# WHAT THE TASK ASKS
Lines containing the string "Instalment" are to be collected in full.

━━━━━━━━

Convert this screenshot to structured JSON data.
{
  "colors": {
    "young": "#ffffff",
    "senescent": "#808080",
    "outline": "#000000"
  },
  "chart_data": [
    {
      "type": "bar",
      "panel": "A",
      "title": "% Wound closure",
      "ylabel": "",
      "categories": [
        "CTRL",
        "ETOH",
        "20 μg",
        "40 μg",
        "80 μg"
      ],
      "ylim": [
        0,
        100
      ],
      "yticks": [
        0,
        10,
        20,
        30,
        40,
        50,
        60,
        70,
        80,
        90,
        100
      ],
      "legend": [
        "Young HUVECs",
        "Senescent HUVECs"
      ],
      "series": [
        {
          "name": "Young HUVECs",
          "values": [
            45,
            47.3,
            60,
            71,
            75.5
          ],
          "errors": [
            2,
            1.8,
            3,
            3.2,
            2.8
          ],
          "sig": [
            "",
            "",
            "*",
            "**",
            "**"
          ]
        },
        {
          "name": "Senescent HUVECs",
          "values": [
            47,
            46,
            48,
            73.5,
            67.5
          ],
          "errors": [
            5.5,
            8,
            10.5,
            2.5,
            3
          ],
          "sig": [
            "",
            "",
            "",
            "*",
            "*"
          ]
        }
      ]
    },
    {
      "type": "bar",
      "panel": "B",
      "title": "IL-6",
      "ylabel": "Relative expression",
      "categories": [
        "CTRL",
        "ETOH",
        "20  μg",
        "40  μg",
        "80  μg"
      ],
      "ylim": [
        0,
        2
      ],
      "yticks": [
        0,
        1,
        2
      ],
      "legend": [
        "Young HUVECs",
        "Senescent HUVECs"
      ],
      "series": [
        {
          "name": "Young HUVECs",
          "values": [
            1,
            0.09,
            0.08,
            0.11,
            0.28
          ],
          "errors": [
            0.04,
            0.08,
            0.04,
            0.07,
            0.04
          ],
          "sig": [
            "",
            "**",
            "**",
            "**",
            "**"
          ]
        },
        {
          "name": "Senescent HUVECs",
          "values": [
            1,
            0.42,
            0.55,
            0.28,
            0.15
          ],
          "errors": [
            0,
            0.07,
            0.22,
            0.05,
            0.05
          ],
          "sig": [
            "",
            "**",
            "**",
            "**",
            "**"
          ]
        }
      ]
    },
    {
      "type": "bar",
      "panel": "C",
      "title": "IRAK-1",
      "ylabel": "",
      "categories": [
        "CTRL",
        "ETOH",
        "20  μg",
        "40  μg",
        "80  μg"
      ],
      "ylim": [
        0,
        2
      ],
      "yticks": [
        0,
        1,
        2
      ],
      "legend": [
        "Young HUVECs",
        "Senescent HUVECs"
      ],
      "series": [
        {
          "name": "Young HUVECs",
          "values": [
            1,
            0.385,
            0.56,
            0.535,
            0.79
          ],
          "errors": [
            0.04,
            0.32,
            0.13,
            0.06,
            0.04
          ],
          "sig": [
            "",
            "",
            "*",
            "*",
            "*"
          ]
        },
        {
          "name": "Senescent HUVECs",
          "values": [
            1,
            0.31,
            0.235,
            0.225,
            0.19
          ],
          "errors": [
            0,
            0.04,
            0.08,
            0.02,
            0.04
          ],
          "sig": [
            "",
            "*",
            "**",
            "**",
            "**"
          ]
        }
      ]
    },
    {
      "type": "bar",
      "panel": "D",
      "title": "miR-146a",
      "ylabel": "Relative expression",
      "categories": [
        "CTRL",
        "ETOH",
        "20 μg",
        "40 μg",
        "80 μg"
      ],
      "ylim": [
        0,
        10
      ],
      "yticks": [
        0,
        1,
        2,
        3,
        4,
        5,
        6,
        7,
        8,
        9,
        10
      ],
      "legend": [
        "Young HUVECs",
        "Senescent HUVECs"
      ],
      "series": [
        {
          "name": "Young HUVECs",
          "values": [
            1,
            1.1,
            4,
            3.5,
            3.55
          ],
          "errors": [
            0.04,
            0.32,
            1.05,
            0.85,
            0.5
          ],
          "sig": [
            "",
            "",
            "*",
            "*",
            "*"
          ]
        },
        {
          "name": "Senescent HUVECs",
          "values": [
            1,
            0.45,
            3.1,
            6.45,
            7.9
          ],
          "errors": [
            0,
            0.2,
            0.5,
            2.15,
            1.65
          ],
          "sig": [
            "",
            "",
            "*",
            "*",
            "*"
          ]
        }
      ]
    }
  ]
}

━━━━━━━━

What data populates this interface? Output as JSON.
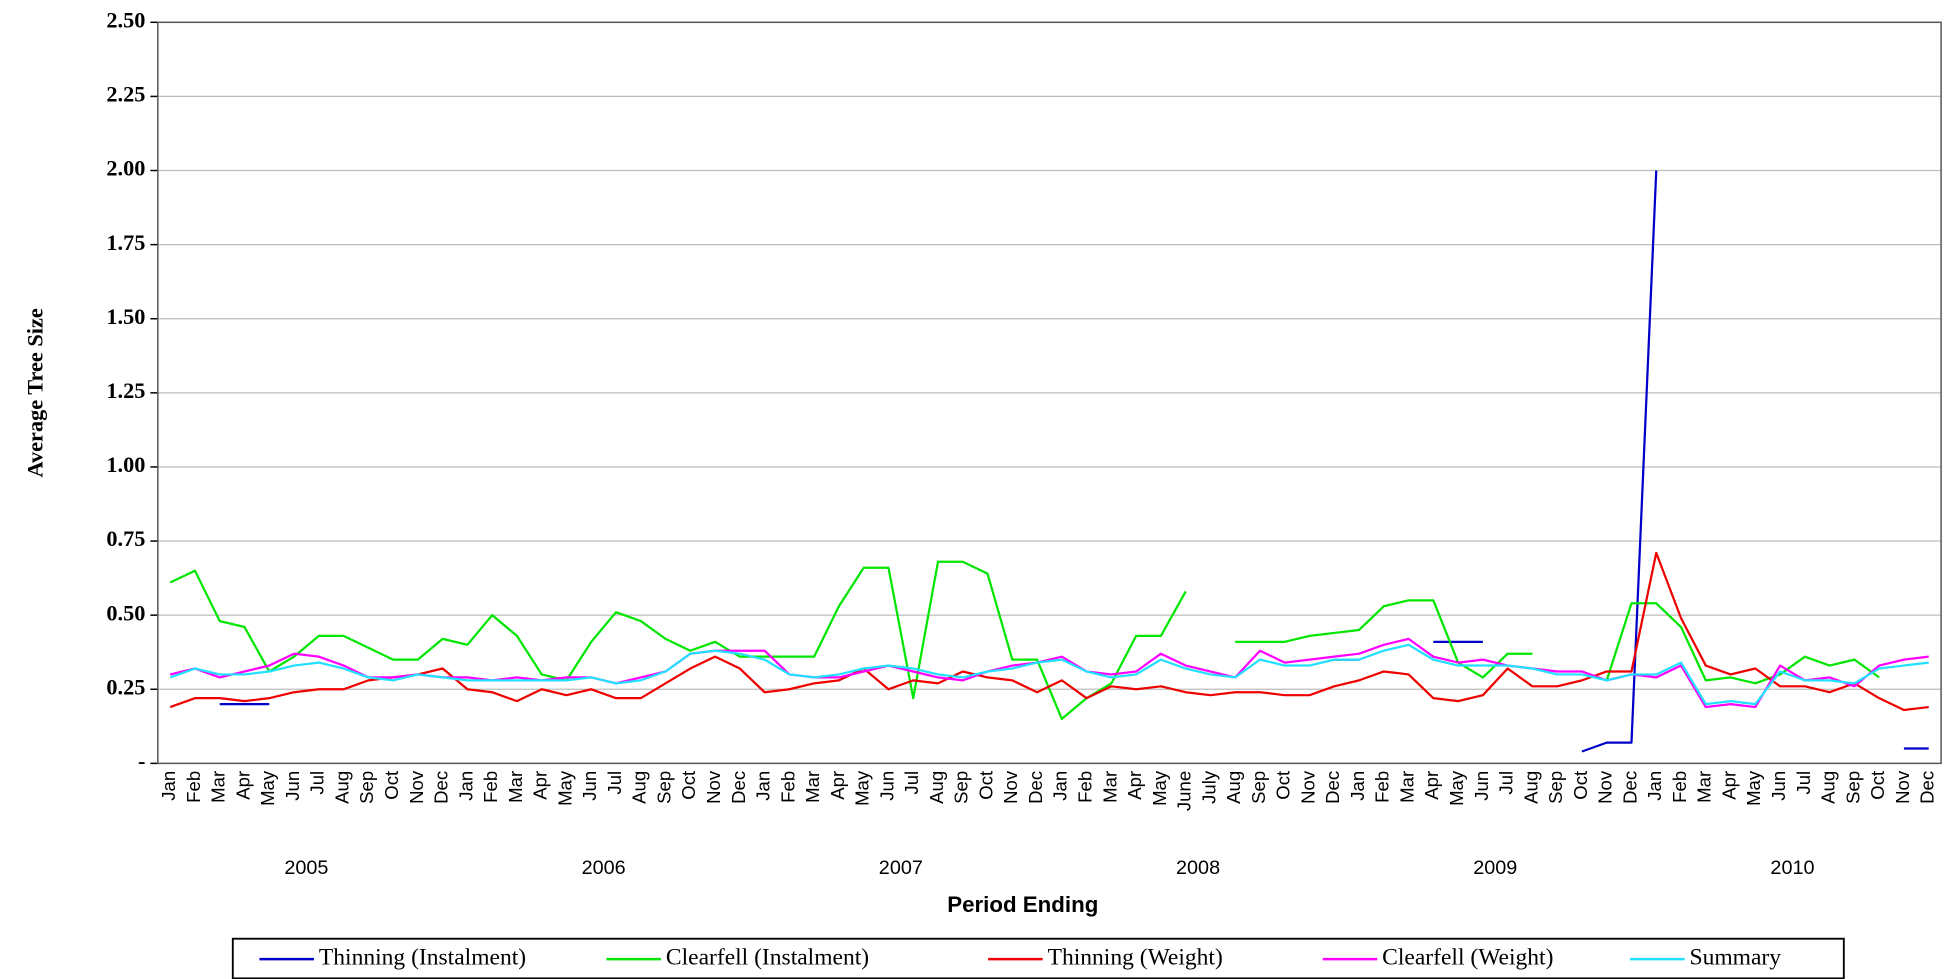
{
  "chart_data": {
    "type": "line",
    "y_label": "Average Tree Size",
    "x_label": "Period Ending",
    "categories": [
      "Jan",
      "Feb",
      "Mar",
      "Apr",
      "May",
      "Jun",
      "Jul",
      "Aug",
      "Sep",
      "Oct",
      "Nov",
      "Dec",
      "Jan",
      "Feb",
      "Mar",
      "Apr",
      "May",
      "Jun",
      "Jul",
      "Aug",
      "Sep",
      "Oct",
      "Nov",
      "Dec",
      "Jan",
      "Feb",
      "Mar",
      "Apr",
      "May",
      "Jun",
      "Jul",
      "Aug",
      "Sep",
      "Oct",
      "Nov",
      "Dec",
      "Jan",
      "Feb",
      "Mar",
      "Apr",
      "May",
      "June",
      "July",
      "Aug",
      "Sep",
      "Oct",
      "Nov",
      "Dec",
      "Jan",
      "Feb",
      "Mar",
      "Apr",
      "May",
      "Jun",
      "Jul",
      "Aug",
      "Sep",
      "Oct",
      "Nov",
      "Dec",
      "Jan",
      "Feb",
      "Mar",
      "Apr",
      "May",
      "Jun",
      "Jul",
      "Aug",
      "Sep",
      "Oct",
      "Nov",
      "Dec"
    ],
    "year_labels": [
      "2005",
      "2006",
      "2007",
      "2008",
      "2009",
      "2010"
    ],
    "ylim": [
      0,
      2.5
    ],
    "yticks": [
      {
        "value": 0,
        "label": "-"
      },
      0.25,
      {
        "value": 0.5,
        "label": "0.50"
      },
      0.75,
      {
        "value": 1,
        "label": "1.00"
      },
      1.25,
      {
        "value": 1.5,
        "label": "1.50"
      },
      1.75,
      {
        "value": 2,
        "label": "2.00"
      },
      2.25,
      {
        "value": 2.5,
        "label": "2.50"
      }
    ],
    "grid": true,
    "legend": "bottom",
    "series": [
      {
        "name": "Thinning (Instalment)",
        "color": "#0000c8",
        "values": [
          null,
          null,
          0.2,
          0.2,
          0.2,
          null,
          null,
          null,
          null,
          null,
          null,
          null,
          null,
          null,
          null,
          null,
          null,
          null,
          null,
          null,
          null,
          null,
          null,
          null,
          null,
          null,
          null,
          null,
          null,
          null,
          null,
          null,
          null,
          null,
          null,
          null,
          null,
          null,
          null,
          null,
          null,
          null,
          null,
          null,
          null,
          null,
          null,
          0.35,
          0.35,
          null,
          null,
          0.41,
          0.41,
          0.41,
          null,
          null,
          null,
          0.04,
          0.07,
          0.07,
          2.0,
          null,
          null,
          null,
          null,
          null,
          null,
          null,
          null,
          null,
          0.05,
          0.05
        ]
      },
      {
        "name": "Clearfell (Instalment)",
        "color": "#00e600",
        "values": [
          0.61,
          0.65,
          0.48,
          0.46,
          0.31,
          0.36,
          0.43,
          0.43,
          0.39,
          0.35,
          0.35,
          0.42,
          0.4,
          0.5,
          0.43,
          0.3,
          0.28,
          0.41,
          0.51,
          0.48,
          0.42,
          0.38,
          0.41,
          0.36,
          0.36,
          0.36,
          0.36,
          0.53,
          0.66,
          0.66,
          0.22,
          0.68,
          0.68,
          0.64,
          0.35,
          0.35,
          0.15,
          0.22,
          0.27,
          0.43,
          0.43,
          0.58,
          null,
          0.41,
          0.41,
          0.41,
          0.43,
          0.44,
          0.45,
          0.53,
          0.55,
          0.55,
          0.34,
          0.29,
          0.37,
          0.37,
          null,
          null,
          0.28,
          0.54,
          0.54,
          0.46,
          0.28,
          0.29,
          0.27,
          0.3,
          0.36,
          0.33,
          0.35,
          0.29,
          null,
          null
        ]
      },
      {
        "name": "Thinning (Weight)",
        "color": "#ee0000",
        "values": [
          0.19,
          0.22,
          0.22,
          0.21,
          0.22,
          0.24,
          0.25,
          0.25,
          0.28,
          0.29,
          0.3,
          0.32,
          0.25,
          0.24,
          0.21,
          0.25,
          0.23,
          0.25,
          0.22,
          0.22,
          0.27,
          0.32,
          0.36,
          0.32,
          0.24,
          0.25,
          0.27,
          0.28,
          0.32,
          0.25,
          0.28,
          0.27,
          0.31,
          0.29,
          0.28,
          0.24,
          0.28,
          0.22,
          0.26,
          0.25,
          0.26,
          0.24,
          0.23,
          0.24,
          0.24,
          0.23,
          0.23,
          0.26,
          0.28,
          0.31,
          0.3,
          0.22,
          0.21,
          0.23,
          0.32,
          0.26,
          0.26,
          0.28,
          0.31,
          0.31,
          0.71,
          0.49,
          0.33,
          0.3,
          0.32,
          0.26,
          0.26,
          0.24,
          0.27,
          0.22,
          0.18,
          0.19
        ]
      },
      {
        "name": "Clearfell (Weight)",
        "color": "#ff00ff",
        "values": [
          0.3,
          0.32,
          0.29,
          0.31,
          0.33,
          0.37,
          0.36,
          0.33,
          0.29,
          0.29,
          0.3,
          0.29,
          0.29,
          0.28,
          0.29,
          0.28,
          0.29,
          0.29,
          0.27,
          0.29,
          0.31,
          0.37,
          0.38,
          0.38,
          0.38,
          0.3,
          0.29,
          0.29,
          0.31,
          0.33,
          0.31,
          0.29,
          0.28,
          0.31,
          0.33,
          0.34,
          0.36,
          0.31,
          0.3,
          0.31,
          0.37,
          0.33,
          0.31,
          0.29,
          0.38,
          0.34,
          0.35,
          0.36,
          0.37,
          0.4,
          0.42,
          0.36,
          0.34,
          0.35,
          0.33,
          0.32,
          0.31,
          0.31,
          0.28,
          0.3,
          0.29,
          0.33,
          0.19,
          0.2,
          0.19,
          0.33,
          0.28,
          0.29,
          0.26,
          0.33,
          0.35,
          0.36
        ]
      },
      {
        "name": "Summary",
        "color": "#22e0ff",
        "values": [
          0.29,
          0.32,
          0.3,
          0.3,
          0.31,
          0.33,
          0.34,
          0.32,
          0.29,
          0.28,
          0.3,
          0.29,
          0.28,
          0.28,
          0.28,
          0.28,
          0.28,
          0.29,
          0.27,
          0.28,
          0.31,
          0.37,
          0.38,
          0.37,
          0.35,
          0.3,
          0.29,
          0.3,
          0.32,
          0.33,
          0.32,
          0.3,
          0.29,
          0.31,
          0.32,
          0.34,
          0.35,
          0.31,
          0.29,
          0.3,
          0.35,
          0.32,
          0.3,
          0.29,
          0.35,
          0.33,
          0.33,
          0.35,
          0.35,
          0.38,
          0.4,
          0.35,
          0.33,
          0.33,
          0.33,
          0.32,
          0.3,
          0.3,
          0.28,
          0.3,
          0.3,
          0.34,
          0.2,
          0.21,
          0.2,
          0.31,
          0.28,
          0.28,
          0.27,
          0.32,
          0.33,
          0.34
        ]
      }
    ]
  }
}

━━━━━━━━

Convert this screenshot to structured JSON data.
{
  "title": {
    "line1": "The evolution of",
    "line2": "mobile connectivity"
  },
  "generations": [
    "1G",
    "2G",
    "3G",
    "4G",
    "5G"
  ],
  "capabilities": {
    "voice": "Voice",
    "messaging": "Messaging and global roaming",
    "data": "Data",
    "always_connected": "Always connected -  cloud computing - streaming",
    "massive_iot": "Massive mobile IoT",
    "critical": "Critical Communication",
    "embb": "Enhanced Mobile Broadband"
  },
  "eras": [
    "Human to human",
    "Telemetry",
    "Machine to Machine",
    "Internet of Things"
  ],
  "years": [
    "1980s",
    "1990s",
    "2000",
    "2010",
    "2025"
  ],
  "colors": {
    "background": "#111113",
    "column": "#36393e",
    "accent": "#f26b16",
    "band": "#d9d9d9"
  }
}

━━━━━━━━

# FULL RESPONSE
        "name": "Thinning (Instalment)",
        "name": "Clearfell (Instalment)",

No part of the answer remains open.